As the revival of interest in Cucumber continues, I’m finding that a lot more people are using Cucumber for two very different types of testing. When coaching or training, I sometimes come across QAs writing Cucumber tests like this:

    Feature: Menu regression script
      Scenario Outline: Check top menu does not scroll
        Given I click on <link>
        And I scroll down
        Then the menu should still be visible at the top of the screen

      Examples:
        | link     |
        | Home     |
        | About    |
        | Products |
        | Clients  |
        | Services |
        | Company  |
        | Contact  |
        etc.

I don’t use Cucumber like this… but I’ve changed the way I approach features such as these when I come across them.

How I use Cucumber

When I use Cucumber, I hold discussions with stakeholders, and I write down the results as Cucumber features, carefully avoiding too much incidental detail to help with maintainability later. These features form the initial acceptance tests for my system. I then use TDD to flesh out the functionality I need. The features end up as very useful documentation and regression testing artefacts (which can even form a user manual for the application.)

The example feature above is very different. It is an exhaustive regression test to check that the scroll option is working in all cases on every page. This example is pretty short: in reality I’ve seen extremely long Cucumber features written in this style. Note this isn’t the same as very long boring and overly detailed features: they’re running a simple scenario in many slightly different ways.

_Listed entries_:

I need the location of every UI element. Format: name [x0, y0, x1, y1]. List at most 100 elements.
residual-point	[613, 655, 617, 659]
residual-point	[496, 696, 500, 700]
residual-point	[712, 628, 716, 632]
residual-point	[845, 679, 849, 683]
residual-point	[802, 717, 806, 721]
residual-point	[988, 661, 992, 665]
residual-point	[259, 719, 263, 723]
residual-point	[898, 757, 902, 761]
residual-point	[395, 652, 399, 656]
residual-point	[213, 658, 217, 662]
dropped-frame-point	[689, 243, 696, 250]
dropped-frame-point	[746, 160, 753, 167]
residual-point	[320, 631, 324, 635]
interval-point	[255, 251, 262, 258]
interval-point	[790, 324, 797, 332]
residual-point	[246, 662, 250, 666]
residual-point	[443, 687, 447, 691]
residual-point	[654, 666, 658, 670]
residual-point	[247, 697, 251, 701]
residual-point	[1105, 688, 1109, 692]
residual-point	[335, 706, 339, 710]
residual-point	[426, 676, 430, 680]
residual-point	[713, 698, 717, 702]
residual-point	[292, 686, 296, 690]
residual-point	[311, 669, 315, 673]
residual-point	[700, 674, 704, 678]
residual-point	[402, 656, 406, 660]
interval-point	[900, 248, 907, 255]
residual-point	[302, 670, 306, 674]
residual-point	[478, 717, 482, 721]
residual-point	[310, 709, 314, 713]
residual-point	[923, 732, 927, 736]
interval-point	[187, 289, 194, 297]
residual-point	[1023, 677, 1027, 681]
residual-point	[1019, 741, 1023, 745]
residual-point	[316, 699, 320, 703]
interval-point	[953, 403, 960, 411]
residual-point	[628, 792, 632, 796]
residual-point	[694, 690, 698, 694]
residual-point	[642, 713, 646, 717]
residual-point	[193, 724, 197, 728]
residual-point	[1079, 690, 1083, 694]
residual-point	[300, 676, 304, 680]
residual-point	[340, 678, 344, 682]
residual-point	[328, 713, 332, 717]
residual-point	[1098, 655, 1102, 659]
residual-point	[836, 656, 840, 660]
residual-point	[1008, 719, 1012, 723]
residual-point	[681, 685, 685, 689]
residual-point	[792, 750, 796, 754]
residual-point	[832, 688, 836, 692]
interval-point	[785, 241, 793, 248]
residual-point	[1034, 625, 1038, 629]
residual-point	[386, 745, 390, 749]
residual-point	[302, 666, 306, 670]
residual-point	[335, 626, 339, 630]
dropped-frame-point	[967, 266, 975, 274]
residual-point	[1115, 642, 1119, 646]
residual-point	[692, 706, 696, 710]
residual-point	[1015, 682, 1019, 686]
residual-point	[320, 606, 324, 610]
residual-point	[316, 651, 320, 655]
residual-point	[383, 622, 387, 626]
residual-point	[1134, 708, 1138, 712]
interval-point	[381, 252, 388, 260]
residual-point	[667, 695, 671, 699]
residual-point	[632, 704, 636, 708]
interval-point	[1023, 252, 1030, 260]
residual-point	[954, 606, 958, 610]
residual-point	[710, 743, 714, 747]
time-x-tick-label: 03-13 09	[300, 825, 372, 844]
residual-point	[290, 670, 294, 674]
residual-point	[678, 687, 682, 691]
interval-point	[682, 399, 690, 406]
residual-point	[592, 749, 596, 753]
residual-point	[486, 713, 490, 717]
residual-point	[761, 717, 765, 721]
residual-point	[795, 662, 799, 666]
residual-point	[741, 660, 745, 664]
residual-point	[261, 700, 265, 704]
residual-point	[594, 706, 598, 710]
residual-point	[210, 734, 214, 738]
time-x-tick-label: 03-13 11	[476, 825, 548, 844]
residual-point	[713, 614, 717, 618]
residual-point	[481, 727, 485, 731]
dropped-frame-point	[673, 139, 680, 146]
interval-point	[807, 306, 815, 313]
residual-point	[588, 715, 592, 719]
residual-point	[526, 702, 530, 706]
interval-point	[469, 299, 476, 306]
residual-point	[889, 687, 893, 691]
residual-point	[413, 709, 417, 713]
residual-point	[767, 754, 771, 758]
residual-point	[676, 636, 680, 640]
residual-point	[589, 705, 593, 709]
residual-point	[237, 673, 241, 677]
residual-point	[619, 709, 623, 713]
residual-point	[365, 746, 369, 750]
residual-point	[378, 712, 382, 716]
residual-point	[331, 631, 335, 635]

_Exercise directions_:
Please write the next part of the post about using Cucumber, picking up after its final sentence. The material was taken from a separate source.

_Result of the exercise_:
Because this is not how I use Cucumber, I used to discourage this long form style of feature writing out of hand. I’ve learnt to stop worrying… as long as it’s clear what sort of features these are and how they should be treated.

Developers: who are we to judge?

Firstly, developers: I don’t think we should be saying “you can’t write tests like this.”

Just because people are not using the tool how we might expect them to, their use of it is not invalid. It’s very tempting to say “you’re doing it wrong”, because these feature look so much like the “bad features” developers are taught to eradicate from their codebases. However, we have to understand that they’re simply using the tool for a different set of advantages it provides: it allows them to quickly run through expected functionality on a multitude of different places.

There isn’t one way to use Cucumber (or any tool) - there are only ways that give value, and ways that increase or decrease friction. We would be wise not to discount the way that others get value out of the tools we use, just because they use them in a way that we didn’t expect.

A different approach

When I see these sorts of features, rather than dismissing these features as ‘too detailed’ or ‘unmaintainable’, I ask questions about who is using these features. Who is writing them, who is reading them, and who is keeping them up to date?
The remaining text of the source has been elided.